[Recorded data]
------------------------------------------------

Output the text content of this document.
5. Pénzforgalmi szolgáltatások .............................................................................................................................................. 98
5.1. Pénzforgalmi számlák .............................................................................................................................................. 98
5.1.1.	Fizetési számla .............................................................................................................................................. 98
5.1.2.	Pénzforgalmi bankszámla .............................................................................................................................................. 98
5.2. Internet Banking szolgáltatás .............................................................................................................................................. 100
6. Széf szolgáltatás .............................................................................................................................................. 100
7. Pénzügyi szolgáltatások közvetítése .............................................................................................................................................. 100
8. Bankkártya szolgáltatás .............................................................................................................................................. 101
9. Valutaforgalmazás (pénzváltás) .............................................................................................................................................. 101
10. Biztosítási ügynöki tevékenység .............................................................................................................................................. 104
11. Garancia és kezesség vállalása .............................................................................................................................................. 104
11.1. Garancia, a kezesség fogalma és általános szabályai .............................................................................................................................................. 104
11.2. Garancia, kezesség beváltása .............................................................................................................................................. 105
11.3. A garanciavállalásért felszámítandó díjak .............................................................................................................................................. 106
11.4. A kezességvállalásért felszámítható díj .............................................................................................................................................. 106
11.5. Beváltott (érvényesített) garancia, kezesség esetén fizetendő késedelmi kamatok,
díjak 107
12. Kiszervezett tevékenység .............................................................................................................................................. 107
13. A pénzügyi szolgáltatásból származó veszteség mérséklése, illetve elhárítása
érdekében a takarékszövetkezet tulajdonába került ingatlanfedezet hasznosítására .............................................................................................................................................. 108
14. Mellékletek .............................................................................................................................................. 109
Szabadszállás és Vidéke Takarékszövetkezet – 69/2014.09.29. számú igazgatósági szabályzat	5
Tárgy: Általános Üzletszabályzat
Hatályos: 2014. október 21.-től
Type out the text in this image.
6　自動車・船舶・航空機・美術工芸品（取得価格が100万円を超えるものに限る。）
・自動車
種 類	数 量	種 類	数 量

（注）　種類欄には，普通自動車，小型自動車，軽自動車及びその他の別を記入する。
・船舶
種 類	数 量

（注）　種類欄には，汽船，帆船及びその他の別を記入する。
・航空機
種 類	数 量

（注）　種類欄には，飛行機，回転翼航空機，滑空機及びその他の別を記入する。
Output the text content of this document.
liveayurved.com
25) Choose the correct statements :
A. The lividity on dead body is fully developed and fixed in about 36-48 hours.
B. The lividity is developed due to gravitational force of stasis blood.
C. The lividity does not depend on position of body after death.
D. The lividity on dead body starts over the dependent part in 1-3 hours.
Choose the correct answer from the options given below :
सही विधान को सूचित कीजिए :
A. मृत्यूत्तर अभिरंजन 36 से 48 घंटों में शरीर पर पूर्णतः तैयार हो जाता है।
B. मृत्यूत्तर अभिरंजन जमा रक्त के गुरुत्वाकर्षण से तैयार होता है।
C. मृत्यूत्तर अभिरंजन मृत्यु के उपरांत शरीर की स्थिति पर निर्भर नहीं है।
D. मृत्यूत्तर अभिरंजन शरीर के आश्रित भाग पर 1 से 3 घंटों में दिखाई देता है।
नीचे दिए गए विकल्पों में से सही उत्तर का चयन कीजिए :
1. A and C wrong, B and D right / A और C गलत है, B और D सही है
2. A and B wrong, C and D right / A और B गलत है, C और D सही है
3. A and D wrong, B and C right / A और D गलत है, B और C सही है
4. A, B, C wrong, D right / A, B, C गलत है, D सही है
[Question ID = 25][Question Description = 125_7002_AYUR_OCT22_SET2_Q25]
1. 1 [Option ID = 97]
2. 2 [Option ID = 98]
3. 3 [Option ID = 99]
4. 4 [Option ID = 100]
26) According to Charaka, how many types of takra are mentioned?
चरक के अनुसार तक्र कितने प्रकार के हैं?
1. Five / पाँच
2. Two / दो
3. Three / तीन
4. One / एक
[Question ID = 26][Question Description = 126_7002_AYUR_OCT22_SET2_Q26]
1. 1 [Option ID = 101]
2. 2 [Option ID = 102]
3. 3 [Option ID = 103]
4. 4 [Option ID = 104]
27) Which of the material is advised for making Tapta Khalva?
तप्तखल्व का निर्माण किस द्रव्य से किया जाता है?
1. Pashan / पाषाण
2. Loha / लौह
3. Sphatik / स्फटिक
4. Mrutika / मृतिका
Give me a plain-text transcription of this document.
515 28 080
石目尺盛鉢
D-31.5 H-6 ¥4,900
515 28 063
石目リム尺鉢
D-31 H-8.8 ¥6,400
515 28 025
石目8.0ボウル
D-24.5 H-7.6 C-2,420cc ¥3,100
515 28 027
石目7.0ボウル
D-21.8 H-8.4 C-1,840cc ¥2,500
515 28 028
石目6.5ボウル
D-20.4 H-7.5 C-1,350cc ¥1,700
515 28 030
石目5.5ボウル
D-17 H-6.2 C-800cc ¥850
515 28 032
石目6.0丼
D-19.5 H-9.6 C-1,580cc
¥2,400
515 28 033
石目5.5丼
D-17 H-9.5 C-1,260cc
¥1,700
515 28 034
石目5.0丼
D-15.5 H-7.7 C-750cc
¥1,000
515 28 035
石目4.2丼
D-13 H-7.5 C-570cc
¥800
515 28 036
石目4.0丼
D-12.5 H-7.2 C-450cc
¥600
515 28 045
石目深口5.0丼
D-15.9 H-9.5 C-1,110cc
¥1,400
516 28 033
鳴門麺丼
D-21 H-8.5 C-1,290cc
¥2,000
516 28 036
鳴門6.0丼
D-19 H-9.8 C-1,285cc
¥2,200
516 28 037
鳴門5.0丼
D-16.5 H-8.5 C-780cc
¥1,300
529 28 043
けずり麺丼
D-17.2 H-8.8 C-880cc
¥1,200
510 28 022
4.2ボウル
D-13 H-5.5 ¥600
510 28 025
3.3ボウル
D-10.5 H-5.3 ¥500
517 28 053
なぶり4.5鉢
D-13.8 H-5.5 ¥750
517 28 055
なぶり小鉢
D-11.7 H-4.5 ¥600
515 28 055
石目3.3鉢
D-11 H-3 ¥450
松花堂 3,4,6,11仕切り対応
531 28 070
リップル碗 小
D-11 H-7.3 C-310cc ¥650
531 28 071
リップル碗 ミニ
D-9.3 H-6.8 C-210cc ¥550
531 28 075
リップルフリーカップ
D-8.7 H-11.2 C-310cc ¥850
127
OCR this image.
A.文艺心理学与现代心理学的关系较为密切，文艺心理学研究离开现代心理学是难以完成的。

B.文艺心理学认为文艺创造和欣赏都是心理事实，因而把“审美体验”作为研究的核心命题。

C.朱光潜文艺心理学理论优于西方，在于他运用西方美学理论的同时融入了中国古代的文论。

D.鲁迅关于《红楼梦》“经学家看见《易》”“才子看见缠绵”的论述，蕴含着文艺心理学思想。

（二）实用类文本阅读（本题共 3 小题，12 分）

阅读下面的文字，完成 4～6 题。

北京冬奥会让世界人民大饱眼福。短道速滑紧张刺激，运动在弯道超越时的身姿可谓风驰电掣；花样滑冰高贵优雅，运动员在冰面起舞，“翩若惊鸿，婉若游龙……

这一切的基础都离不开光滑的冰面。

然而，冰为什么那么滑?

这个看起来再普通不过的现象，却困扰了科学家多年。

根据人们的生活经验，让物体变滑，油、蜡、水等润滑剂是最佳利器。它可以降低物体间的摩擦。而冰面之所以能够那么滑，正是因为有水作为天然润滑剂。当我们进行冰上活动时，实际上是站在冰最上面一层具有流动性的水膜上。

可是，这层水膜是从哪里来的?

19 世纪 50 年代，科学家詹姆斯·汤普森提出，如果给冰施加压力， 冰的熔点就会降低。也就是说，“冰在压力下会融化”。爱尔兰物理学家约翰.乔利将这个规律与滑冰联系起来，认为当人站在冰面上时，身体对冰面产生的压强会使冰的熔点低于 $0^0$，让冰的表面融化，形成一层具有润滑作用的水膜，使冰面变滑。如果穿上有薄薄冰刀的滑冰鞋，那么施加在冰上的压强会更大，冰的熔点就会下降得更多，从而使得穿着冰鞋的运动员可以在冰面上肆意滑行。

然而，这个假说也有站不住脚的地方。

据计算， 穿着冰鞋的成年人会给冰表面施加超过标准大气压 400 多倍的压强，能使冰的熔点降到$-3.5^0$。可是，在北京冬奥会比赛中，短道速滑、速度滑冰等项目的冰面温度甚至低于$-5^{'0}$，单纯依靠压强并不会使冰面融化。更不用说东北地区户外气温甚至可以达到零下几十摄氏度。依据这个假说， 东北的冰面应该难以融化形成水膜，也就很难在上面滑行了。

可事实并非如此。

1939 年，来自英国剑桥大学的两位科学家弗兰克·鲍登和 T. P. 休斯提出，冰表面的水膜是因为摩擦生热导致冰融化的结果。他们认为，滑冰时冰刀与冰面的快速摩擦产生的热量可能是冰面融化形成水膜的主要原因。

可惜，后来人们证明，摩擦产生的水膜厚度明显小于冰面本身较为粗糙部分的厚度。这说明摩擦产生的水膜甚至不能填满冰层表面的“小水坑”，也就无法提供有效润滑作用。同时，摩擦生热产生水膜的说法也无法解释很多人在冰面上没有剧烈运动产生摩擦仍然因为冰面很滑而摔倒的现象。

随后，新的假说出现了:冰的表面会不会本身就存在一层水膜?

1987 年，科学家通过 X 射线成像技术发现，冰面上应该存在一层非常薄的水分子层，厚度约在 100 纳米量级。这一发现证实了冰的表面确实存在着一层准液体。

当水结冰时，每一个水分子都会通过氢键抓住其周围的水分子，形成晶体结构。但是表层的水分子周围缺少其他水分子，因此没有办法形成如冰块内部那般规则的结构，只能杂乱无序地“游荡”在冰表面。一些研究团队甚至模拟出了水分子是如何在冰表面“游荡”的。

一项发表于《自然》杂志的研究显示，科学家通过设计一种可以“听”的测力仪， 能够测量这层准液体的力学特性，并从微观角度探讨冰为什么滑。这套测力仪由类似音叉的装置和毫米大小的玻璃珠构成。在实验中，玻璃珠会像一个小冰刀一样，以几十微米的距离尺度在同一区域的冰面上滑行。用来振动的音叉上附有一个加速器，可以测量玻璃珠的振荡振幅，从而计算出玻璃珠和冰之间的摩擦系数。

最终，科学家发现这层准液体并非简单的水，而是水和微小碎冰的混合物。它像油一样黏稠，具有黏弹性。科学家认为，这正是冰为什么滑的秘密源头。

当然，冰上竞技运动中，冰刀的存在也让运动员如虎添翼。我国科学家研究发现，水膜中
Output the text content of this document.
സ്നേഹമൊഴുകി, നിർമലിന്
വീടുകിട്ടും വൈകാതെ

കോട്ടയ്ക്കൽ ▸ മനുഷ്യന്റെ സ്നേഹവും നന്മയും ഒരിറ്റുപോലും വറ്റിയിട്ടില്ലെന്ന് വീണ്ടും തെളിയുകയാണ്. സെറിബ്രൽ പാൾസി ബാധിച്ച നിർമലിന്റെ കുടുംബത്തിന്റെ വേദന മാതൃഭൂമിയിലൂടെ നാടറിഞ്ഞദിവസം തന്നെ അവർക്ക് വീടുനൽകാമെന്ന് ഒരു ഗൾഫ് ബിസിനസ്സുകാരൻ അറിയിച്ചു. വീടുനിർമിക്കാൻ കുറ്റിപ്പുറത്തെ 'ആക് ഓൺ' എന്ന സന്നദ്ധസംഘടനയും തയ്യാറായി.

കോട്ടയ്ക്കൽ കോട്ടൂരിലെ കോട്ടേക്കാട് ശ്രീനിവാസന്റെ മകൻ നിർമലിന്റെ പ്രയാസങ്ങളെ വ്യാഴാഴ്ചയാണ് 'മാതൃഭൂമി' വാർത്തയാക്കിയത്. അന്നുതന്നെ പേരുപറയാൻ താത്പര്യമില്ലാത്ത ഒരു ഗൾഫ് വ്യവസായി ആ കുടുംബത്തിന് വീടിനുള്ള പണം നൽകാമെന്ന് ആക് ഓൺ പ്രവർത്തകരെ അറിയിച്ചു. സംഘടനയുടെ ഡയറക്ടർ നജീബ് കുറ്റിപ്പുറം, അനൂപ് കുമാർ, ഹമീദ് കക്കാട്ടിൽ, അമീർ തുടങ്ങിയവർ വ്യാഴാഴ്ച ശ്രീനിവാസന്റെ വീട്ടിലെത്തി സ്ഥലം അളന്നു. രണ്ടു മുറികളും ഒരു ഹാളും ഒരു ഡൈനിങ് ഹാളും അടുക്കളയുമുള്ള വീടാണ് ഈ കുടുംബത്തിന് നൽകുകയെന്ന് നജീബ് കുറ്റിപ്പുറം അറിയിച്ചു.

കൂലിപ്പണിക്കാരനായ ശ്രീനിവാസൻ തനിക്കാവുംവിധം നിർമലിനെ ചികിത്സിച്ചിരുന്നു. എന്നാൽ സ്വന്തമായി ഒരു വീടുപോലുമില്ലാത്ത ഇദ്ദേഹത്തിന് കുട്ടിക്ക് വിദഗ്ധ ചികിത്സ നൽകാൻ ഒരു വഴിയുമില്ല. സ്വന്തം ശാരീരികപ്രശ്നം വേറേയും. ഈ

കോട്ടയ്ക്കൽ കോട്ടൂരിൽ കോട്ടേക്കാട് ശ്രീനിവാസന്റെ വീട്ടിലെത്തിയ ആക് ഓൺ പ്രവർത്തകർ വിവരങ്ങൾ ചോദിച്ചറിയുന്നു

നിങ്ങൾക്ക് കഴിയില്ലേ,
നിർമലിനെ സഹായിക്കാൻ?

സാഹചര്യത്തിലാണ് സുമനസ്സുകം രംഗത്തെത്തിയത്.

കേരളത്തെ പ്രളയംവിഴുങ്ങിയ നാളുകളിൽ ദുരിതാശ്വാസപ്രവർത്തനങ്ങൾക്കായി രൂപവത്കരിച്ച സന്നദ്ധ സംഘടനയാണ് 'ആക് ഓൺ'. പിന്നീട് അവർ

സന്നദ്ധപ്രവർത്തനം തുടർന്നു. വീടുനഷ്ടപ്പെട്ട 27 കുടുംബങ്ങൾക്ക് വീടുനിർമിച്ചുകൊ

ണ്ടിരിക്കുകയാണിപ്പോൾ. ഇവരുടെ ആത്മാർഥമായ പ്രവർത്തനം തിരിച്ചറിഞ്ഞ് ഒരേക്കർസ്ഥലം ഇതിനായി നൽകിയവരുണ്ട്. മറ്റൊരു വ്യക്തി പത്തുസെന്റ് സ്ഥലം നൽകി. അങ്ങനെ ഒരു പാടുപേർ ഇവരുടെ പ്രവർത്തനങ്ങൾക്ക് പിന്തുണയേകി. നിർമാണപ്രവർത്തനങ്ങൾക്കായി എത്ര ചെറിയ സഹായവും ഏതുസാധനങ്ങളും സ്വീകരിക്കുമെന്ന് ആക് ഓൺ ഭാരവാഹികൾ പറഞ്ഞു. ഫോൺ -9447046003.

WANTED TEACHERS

------------------------------------------------

(Your instructions):
How many lines of the data contain the word "Description"? Answer with the number alone.

(Final answer):
2